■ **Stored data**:
----

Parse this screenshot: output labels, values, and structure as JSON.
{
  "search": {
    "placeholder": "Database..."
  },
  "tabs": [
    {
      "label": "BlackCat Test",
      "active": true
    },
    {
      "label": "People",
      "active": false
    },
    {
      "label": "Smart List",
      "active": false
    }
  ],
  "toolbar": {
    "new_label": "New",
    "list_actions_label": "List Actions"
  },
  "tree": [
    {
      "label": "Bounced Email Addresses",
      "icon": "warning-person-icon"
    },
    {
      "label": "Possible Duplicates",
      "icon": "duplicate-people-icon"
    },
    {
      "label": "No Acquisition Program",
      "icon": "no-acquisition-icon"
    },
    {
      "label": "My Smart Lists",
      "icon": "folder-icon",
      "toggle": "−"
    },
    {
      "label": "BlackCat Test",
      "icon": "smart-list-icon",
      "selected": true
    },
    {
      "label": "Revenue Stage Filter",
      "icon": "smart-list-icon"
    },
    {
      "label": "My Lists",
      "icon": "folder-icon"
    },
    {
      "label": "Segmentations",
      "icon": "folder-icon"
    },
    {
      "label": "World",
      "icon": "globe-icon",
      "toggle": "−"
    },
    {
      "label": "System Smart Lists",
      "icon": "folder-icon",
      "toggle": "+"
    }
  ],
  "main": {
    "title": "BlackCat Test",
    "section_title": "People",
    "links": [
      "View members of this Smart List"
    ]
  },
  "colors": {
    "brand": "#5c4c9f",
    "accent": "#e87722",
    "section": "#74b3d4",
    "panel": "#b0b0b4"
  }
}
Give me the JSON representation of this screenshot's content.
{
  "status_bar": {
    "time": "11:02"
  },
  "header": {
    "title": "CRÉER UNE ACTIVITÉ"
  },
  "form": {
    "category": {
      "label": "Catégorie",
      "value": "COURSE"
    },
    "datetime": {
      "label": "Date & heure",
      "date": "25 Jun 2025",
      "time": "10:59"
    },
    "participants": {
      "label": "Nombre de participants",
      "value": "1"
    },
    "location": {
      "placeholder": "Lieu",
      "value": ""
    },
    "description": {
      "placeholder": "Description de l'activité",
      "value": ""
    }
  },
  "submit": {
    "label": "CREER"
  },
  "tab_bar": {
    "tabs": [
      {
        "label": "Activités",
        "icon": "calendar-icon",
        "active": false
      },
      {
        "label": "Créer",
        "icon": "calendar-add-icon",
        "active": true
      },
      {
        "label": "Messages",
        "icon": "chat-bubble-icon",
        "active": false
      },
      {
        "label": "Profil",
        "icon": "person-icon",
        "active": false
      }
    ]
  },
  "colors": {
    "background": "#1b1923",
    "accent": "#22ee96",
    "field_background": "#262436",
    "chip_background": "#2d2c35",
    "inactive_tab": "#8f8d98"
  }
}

----

■ **PROBLEM DETAILS**:
From the listing above, extract all records word for word.

■ **ANSWER TO THE PROBLEM**:
Parse this screenshot: output labels, values, and structure as JSON.
{
  "search": {
    "placeholder": "Database..."
  },
  "tabs": [
    {
      "label": "BlackCat Test",
      "active": true
    },
    {
      "label": "People",
      "active": false
    },
    {
      "label": "Smart List",
      "active": false
    }
  ],
  "toolbar": {
    "new_label": "New",
    "list_actions_label": "List Actions"
  },
  "tree": [
    {
      "label": "Bounced Email Addresses",
      "icon": "warning-person-icon"
    },
    {
      "label": "Possible Duplicates",
      "icon": "duplicate-people-icon"
    },
    {
      "label": "No Acquisition Program",
      "icon": "no-acquisition-icon"
    },
    {
      "label": "My Smart Lists",
      "icon": "folder-icon",
      "toggle": "−"
    },
    {
      "label": "BlackCat Test",
      "icon": "smart-list-icon",
      "selected": true
    },
    {
      "label": "Revenue Stage Filter",
      "icon": "smart-list-icon"
    },
    {
      "label": "My Lists",
      "icon": "folder-icon"
    },
    {
      "label": "Segmentations",
      "icon": "folder-icon"
    },
    {
      "label": "World",
      "icon": "globe-icon",
      "toggle": "−"
    },
    {
      "label": "System Smart Lists",
      "icon": "folder-icon",
      "toggle": "+"
    }
  ],
  "main": {
    "title": "BlackCat Test",
    "section_title": "People",
    "links": [
      "View members of this Smart List"
    ]
  },
  "colors": {
    "brand": "#5c4c9f",
    "accent": "#e87722",
    "section": "#74b3d4",
    "panel": "#b0b0b4"
  }
}
Give me the JSON representation of this screenshot's content.
{
  "status_bar": {
    "time": "11:02"
  },
  "header": {
    "title": "CRÉER UNE ACTIVITÉ"
  },
  "form": {
    "category": {
      "label": "Catégorie",
      "value": "COURSE"
    },
    "datetime": {
      "label": "Date & heure",
      "date": "25 Jun 2025",
      "time": "10:59"
    },
    "participants": {
      "label": "Nombre de participants",
      "value": "1"
    },
    "location": {
      "placeholder": "Lieu",
      "value": ""
    },
    "description": {
      "placeholder": "Description de l'activité",
      "value": ""
    }
  },
  "submit": {
    "label": "CREER"
  },
  "tab_bar": {
    "tabs": [
      {
        "label": "Activités",
        "icon": "calendar-icon",
        "active": false
      },
      {
        "label": "Créer",
        "icon": "calendar-add-icon",
        "active": true
      },
      {
        "label": "Messages",
        "icon": "chat-bubble-icon",
        "active": false
      },
      {
        "label": "Profil",
        "icon": "person-icon",
        "active": false
      }
    ]
  },
  "colors": {
    "background": "#1b1923",
    "accent": "#22ee96",
    "field_background": "#262436",
    "chip_background": "#2d2c35",
    "inactive_tab": "#8f8d98"
  }
}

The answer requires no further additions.